Determine the number of lines where "угля" occurs and reply with that number by itself.

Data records
[START]
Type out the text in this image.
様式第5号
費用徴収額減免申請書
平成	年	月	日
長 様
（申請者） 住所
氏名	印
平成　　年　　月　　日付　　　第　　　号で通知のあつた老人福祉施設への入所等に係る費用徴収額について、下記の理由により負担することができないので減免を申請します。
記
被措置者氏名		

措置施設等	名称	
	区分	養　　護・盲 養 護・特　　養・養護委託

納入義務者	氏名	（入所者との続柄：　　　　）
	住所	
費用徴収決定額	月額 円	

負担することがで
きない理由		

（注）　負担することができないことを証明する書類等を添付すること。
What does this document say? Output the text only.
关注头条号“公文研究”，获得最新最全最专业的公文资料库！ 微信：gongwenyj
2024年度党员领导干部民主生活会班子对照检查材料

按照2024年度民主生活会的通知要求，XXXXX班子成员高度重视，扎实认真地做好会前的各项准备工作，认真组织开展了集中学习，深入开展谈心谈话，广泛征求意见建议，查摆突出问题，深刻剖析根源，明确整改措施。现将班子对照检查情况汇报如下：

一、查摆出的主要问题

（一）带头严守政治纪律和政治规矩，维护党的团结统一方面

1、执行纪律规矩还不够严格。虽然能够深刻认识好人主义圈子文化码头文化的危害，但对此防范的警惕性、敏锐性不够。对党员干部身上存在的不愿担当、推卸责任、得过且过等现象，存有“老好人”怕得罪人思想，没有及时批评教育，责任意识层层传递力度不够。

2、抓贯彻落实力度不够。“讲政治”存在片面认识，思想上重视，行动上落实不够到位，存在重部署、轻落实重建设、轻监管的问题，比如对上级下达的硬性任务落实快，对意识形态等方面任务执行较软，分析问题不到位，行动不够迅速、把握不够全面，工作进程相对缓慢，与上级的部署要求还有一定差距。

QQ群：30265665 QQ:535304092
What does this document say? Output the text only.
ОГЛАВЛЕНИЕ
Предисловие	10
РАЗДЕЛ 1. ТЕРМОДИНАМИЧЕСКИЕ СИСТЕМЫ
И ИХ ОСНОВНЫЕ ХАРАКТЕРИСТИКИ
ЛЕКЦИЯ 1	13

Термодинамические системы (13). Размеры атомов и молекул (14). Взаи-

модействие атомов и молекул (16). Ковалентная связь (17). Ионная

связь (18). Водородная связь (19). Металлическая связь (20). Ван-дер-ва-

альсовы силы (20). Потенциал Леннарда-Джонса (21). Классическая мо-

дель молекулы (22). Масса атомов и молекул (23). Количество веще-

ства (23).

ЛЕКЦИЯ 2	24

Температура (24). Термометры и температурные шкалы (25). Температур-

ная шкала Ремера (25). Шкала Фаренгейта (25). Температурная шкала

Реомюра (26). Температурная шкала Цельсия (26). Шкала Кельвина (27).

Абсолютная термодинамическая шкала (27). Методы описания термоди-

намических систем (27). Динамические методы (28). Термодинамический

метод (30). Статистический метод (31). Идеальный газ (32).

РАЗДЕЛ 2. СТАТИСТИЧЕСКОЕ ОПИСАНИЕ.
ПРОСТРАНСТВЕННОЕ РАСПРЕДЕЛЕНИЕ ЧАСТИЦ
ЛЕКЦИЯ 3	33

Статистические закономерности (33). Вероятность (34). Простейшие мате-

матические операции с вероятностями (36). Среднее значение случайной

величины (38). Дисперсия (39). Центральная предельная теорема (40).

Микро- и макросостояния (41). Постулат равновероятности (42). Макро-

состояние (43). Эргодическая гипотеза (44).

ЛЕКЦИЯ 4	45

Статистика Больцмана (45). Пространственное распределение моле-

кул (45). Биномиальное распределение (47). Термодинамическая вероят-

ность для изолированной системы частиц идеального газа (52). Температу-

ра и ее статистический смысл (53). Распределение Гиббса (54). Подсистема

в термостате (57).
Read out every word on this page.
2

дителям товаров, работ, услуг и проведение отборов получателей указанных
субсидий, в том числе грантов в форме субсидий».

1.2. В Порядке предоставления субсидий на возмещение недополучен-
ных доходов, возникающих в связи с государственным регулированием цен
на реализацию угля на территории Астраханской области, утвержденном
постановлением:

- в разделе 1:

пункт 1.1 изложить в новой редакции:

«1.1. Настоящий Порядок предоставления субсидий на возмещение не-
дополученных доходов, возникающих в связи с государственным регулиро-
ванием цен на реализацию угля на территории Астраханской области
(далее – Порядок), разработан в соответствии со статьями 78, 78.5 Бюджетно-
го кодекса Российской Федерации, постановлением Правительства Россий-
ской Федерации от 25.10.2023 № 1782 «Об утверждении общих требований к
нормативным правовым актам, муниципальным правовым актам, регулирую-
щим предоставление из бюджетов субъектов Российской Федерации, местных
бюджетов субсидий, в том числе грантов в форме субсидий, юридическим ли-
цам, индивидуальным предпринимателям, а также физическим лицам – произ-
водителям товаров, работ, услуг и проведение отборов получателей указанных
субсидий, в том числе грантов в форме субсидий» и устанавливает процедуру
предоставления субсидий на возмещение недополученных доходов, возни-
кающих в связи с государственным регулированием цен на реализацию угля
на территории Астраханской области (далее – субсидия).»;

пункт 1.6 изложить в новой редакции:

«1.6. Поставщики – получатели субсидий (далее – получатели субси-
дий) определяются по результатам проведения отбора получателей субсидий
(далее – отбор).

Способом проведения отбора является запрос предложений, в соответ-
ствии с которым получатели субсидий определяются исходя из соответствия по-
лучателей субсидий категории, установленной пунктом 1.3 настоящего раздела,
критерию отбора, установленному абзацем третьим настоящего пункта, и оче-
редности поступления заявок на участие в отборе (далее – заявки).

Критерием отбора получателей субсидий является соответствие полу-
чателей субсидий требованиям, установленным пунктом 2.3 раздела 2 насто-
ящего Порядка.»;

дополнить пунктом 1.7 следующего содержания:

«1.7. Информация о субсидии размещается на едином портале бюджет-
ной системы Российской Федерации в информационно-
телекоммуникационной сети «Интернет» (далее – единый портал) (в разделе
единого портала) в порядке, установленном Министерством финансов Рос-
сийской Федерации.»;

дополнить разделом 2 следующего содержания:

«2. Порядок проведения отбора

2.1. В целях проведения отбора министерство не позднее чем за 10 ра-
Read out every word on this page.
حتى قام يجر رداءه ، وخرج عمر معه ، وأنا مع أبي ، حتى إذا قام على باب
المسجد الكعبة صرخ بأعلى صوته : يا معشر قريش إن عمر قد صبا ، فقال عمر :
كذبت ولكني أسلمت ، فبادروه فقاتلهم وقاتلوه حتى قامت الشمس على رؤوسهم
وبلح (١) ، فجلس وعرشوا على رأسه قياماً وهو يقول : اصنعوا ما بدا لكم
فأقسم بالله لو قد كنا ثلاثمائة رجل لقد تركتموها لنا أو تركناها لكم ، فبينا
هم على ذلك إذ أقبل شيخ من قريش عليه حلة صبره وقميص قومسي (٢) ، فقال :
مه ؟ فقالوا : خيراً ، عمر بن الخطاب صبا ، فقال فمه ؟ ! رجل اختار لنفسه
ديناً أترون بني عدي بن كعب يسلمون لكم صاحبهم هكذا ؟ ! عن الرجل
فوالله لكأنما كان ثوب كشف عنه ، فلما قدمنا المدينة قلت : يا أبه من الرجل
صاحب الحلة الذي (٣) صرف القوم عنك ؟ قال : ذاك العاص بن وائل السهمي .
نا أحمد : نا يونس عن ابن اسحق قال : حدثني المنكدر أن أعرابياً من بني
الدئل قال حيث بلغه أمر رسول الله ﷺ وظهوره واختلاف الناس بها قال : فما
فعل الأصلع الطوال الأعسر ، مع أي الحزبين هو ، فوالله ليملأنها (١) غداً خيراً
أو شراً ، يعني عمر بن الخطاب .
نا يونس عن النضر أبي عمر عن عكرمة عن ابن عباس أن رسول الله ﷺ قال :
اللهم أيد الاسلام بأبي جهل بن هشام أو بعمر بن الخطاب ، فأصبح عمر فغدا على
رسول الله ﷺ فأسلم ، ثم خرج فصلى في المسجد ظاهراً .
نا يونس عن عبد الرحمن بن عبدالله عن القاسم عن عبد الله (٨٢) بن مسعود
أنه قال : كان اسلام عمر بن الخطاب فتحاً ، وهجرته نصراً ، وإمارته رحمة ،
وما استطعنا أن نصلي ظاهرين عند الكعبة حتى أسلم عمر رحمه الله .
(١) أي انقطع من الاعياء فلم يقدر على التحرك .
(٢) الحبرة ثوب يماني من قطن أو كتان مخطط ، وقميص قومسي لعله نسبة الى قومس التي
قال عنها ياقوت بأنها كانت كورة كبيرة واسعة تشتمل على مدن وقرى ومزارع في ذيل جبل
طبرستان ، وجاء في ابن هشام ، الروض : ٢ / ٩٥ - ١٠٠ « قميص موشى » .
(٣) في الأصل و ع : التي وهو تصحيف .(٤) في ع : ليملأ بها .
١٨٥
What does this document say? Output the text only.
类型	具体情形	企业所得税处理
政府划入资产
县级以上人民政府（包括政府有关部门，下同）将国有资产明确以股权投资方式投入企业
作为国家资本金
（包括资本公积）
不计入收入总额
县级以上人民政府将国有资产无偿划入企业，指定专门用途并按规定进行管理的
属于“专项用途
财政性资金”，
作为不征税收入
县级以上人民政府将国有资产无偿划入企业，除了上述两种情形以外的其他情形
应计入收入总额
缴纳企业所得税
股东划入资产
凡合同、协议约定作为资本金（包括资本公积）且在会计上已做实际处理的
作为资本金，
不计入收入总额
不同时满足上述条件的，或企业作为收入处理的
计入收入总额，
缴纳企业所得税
[END]
Exercise answer
3